▸ ITEMS:
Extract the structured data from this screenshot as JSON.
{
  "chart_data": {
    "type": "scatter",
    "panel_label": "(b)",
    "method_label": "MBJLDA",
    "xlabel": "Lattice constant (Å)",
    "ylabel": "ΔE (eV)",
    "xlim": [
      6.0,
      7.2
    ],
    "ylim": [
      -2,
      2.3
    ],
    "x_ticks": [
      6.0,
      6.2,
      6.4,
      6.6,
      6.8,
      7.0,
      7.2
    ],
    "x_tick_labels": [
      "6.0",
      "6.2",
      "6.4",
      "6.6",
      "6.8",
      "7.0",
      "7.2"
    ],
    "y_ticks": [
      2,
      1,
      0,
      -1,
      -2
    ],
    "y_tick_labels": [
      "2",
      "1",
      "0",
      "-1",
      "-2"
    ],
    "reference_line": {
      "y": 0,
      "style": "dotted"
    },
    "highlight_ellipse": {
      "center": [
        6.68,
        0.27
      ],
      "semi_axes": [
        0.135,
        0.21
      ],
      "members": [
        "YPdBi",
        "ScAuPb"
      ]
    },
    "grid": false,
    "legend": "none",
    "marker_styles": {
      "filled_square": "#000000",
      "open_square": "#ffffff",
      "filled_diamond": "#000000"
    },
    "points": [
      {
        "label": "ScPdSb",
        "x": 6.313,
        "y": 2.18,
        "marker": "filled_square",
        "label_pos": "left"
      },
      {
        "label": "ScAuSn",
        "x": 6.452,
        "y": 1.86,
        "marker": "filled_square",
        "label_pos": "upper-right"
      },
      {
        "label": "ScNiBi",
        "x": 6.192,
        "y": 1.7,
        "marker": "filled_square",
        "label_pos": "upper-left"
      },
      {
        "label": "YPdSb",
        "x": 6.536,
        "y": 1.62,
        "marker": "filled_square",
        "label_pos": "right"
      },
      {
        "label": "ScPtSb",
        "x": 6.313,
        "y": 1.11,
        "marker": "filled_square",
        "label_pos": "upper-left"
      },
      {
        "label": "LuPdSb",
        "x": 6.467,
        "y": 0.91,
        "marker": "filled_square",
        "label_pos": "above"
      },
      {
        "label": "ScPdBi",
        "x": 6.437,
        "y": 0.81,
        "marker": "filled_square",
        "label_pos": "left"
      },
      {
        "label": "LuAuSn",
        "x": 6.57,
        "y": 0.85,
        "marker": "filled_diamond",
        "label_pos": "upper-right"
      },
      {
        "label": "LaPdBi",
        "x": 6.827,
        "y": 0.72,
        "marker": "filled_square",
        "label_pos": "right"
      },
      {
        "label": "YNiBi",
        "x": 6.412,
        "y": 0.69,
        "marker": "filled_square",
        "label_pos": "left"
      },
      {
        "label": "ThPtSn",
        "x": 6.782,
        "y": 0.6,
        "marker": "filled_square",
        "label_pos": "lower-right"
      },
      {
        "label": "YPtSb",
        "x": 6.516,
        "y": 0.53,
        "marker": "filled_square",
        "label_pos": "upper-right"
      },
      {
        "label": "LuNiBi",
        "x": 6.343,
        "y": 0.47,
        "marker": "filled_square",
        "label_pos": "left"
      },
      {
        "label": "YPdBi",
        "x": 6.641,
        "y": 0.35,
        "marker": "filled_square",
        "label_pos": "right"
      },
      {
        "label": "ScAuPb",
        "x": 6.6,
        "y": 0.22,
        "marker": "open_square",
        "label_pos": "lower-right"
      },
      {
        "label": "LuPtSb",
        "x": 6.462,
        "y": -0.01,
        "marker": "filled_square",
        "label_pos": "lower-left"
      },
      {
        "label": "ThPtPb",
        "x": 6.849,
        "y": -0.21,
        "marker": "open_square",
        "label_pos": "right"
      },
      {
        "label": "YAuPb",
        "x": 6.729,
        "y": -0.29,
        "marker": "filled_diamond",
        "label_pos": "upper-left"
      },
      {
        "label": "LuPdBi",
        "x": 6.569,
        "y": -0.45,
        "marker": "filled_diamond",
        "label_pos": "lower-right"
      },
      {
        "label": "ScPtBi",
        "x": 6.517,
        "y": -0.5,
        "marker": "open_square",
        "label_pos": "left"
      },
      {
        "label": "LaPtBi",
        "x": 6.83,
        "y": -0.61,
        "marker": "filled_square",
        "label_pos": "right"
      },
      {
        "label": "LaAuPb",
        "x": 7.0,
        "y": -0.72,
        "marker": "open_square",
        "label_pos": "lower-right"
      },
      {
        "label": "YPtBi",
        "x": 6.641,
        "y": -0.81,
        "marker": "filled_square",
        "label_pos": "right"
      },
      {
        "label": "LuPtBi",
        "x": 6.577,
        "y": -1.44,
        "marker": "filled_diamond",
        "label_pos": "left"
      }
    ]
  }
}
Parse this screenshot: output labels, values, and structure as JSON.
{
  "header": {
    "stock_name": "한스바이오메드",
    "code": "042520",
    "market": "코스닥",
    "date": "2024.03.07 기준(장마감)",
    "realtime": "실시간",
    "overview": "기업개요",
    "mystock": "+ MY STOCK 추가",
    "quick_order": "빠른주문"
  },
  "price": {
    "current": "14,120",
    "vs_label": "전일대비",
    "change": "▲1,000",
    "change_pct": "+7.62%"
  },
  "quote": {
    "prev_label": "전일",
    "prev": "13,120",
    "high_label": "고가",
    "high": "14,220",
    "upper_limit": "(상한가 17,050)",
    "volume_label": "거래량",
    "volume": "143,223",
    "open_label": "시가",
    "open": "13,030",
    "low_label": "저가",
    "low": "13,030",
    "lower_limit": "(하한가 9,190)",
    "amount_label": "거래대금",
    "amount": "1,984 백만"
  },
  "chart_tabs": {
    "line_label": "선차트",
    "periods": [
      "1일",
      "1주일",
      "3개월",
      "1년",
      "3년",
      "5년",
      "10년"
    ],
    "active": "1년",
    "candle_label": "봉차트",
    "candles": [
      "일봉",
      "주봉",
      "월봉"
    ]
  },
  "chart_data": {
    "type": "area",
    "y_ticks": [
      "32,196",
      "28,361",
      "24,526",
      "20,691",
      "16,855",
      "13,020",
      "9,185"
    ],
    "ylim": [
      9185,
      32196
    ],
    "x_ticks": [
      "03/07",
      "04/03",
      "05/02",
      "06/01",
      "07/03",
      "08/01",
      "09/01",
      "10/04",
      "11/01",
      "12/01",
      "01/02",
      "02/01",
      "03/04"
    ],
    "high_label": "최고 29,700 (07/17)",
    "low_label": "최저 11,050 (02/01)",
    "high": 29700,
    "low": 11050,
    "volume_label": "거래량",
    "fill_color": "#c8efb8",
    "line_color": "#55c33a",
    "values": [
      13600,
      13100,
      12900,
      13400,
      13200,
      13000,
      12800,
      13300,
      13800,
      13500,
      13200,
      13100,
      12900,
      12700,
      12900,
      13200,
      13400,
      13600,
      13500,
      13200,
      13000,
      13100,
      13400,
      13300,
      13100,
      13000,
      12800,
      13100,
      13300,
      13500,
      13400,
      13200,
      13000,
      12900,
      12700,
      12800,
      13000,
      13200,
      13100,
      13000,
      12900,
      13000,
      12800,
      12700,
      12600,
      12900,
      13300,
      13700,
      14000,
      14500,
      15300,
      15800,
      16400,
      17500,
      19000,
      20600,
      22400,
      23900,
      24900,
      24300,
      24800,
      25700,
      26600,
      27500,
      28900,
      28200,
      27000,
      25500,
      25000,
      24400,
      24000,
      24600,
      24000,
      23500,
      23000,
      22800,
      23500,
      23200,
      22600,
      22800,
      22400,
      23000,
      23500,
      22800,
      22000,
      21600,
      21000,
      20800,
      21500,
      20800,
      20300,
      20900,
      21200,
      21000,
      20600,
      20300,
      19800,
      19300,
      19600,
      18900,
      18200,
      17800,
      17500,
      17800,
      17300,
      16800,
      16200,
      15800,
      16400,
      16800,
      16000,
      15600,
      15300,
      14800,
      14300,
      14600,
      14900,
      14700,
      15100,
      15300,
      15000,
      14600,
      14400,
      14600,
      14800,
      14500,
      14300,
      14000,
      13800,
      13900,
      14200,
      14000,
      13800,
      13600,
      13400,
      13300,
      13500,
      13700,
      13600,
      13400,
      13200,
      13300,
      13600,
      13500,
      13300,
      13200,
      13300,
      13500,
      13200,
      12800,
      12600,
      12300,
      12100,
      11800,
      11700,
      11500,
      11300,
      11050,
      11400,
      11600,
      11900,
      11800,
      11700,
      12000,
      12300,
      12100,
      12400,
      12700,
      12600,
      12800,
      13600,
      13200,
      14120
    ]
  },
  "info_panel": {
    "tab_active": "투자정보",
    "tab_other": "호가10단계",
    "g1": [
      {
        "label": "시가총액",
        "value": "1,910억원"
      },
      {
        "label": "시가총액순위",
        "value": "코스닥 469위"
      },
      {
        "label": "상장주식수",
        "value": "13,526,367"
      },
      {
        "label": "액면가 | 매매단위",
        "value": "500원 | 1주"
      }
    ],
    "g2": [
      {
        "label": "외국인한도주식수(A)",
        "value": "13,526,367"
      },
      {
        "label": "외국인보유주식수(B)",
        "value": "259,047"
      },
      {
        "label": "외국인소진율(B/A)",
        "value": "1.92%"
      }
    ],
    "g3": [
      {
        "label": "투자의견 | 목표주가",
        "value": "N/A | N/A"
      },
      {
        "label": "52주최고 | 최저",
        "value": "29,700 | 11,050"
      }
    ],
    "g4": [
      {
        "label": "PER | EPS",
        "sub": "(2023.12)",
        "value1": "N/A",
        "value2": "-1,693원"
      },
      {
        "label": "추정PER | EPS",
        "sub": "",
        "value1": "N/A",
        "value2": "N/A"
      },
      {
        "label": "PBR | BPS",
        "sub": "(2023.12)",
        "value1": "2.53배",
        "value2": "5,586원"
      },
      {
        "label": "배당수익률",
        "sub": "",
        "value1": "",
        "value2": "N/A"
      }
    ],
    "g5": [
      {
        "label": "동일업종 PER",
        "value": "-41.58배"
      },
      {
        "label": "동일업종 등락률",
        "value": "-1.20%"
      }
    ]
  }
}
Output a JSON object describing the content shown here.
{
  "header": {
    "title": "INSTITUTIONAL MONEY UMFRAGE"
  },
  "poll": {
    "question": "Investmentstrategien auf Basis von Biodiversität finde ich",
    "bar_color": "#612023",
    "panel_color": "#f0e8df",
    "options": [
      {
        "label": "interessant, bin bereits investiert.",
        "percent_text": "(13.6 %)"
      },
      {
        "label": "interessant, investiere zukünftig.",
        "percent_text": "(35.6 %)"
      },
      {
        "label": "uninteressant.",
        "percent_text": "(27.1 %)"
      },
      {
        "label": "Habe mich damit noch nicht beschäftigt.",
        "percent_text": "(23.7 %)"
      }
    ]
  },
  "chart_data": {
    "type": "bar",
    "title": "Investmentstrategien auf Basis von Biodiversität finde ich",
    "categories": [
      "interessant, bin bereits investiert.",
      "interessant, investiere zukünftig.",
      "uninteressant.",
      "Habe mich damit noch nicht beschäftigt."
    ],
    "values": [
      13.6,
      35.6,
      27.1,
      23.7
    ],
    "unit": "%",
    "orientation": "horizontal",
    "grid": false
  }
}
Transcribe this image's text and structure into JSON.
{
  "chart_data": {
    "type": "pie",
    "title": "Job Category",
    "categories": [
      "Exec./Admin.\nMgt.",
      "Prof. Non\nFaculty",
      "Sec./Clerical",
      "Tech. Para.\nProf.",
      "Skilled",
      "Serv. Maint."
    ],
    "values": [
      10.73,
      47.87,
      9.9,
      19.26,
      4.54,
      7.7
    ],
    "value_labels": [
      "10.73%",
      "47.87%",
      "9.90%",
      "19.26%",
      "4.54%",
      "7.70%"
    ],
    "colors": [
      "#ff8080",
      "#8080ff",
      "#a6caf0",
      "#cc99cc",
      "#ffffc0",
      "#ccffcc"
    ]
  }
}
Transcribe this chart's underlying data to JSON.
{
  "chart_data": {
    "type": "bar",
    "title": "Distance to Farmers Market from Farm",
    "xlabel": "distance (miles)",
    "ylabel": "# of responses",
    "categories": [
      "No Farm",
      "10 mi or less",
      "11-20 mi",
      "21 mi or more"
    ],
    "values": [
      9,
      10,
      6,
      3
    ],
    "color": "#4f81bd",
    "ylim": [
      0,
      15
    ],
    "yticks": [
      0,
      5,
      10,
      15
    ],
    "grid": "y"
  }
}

▸ GIVEN REQUEST: Extract all lines of the records above that include "bereits".

▸ SOLVED PROBLEM:
        "label": "interessant, bin bereits investiert.",
      "interessant, bin bereits investiert.",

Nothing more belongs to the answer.